# AIM:
Word for word, retype every entry in the listing.

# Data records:
>>>

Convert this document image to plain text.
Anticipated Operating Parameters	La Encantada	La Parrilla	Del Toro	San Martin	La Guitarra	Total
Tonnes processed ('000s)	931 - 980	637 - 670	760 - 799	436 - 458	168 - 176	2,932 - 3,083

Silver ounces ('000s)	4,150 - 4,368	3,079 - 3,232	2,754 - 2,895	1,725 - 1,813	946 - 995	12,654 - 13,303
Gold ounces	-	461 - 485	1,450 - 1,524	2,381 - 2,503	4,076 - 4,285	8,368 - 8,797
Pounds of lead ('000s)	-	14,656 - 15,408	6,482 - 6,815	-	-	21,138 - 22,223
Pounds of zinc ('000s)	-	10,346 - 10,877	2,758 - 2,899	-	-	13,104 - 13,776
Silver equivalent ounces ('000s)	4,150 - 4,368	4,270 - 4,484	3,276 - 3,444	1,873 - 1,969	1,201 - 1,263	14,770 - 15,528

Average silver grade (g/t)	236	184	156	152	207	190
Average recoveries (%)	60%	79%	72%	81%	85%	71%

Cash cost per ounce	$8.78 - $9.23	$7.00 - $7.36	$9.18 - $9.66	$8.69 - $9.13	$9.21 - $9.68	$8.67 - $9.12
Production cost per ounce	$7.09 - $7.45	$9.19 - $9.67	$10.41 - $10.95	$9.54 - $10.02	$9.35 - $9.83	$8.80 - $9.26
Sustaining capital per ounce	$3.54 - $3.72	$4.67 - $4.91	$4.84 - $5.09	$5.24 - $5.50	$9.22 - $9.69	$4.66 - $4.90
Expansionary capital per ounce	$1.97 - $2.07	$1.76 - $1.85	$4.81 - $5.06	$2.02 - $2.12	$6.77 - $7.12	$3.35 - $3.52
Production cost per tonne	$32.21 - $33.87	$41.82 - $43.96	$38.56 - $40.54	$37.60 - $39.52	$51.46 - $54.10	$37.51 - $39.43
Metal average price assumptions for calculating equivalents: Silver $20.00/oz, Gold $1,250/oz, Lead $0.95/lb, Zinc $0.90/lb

<<<

# EXERCISE RESPONSE:
Convert this document image to plain text.
Anticipated Operating Parameters	La Encantada	La Parrilla	Del Toro	San Martin	La Guitarra	Total
Tonnes processed ('000s)	931 - 980	637 - 670	760 - 799	436 - 458	168 - 176	2,932 - 3,083

Silver ounces ('000s)	4,150 - 4,368	3,079 - 3,232	2,754 - 2,895	1,725 - 1,813	946 - 995	12,654 - 13,303
Gold ounces	-	461 - 485	1,450 - 1,524	2,381 - 2,503	4,076 - 4,285	8,368 - 8,797
Pounds of lead ('000s)	-	14,656 - 15,408	6,482 - 6,815	-	-	21,138 - 22,223
Pounds of zinc ('000s)	-	10,346 - 10,877	2,758 - 2,899	-	-	13,104 - 13,776
Silver equivalent ounces ('000s)	4,150 - 4,368	4,270 - 4,484	3,276 - 3,444	1,873 - 1,969	1,201 - 1,263	14,770 - 15,528

Average silver grade (g/t)	236	184	156	152	207	190
Average recoveries (%)	60%	79%	72%	81%	85%	71%

Cash cost per ounce	$8.78 - $9.23	$7.00 - $7.36	$9.18 - $9.66	$8.69 - $9.13	$9.21 - $9.68	$8.67 - $9.12
Production cost per ounce	$7.09 - $7.45	$9.19 - $9.67	$10.41 - $10.95	$9.54 - $10.02	$9.35 - $9.83	$8.80 - $9.26
Sustaining capital per ounce	$3.54 - $3.72	$4.67 - $4.91	$4.84 - $5.09	$5.24 - $5.50	$9.22 - $9.69	$4.66 - $4.90
Expansionary capital per ounce	$1.97 - $2.07	$1.76 - $1.85	$4.81 - $5.06	$2.02 - $2.12	$6.77 - $7.12	$3.35 - $3.52
Production cost per tonne	$32.21 - $33.87	$41.82 - $43.96	$38.56 - $40.54	$37.60 - $39.52	$51.46 - $54.10	$37.51 - $39.43
Metal average price assumptions for calculating equivalents: Silver $20.00/oz, Gold $1,250/oz, Lead $0.95/lb, Zinc $0.90/lb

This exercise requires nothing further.